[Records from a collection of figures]
######

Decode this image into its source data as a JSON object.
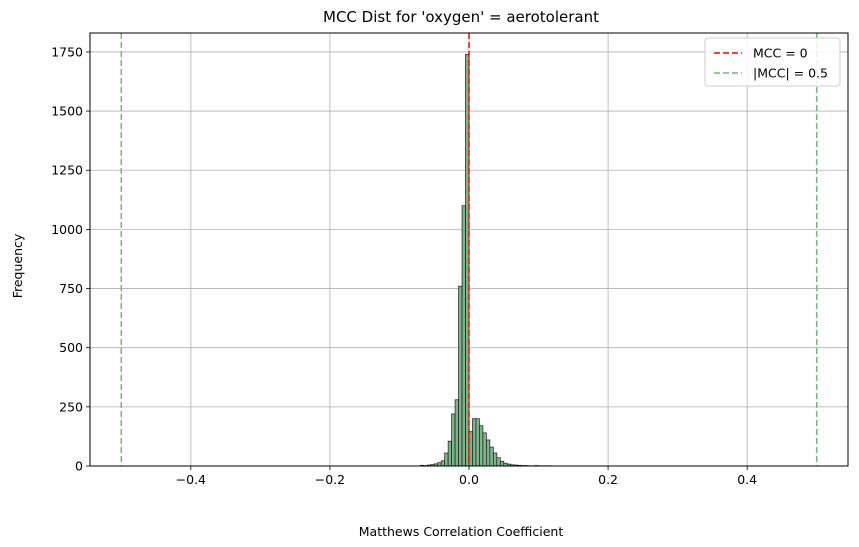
{
  "chart_data": {
    "type": "bar",
    "title": "MCC Dist for 'oxygen' = aerotolerant",
    "xlabel": "Matthews Correlation Coefficient",
    "ylabel": "Frequency",
    "xlim": [
      -0.545,
      0.545
    ],
    "ylim": [
      0,
      1830
    ],
    "xticks": [
      -0.4,
      -0.2,
      0.0,
      0.2,
      0.4
    ],
    "xtick_labels": [
      "−0.4",
      "−0.2",
      "0.0",
      "0.2",
      "0.4"
    ],
    "yticks": [
      0,
      250,
      500,
      750,
      1000,
      1250,
      1500,
      1750
    ],
    "ytick_labels": [
      "0",
      "250",
      "500",
      "750",
      "1000",
      "1250",
      "1500",
      "1750"
    ],
    "grid": true,
    "legend_position": "top-right",
    "bin_width": 0.005,
    "bin_starts": [
      -0.07,
      -0.065,
      -0.06,
      -0.055,
      -0.05,
      -0.045,
      -0.04,
      -0.035,
      -0.03,
      -0.025,
      -0.02,
      -0.015,
      -0.01,
      -0.005,
      0.0,
      0.005,
      0.01,
      0.015,
      0.02,
      0.025,
      0.03,
      0.035,
      0.04,
      0.045,
      0.05,
      0.055,
      0.06,
      0.065,
      0.07,
      0.075,
      0.08,
      0.085,
      0.09,
      0.095,
      0.1,
      0.105,
      0.11,
      0.115
    ],
    "values": [
      3,
      2,
      4,
      6,
      9,
      14,
      22,
      55,
      105,
      220,
      280,
      760,
      1100,
      1740,
      145,
      200,
      200,
      170,
      140,
      110,
      80,
      55,
      35,
      20,
      12,
      8,
      5,
      4,
      3,
      2,
      2,
      1,
      1,
      2,
      1,
      1,
      1,
      1
    ],
    "bar_color": "#7db58a",
    "reference_lines": [
      {
        "x": 0.0,
        "color": "#ff0000",
        "style": "dashed",
        "label": "MCC = 0"
      },
      {
        "x": -0.5,
        "color": "#6cba7d",
        "style": "dashed",
        "label": "|MCC| = 0.5"
      },
      {
        "x": 0.5,
        "color": "#6cba7d",
        "style": "dashed",
        "label": ""
      }
    ],
    "legend": [
      {
        "label": "MCC = 0",
        "color": "#ff0000"
      },
      {
        "label": "|MCC| = 0.5",
        "color": "#6cba7d"
      }
    ]
  }
}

######

> _Set exercise_: Repeat all of the data above word for word, minus the pictures.

> _Output for this exercise_:
Decode this image into its source data as a JSON object.
{
  "chart_data": {
    "type": "bar",
    "title": "MCC Dist for 'oxygen' = aerotolerant",
    "xlabel": "Matthews Correlation Coefficient",
    "ylabel": "Frequency",
    "xlim": [
      -0.545,
      0.545
    ],
    "ylim": [
      0,
      1830
    ],
    "xticks": [
      -0.4,
      -0.2,
      0.0,
      0.2,
      0.4
    ],
    "xtick_labels": [
      "−0.4",
      "−0.2",
      "0.0",
      "0.2",
      "0.4"
    ],
    "yticks": [
      0,
      250,
      500,
      750,
      1000,
      1250,
      1500,
      1750
    ],
    "ytick_labels": [
      "0",
      "250",
      "500",
      "750",
      "1000",
      "1250",
      "1500",
      "1750"
    ],
    "grid": true,
    "legend_position": "top-right",
    "bin_width": 0.005,
    "bin_starts": [
      -0.07,
      -0.065,
      -0.06,
      -0.055,
      -0.05,
      -0.045,
      -0.04,
      -0.035,
      -0.03,
      -0.025,
      -0.02,
      -0.015,
      -0.01,
      -0.005,
      0.0,
      0.005,
      0.01,
      0.015,
      0.02,
      0.025,
      0.03,
      0.035,
      0.04,
      0.045,
      0.05,
      0.055,
      0.06,
      0.065,
      0.07,
      0.075,
      0.08,
      0.085,
      0.09,
      0.095,
      0.1,
      0.105,
      0.11,
      0.115
    ],
    "values": [
      3,
      2,
      4,
      6,
      9,
      14,
      22,
      55,
      105,
      220,
      280,
      760,
      1100,
      1740,
      145,
      200,
      200,
      170,
      140,
      110,
      80,
      55,
      35,
      20,
      12,
      8,
      5,
      4,
      3,
      2,
      2,
      1,
      1,
      2,
      1,
      1,
      1,
      1
    ],
    "bar_color": "#7db58a",
    "reference_lines": [
      {
        "x": 0.0,
        "color": "#ff0000",
        "style": "dashed",
        "label": "MCC = 0"
      },
      {
        "x": -0.5,
        "color": "#6cba7d",
        "style": "dashed",
        "label": "|MCC| = 0.5"
      },
      {
        "x": 0.5,
        "color": "#6cba7d",
        "style": "dashed",
        "label": ""
      }
    ],
    "legend": [
      {
        "label": "MCC = 0",
        "color": "#ff0000"
      },
      {
        "label": "|MCC| = 0.5",
        "color": "#6cba7d"
      }
    ]
  }
}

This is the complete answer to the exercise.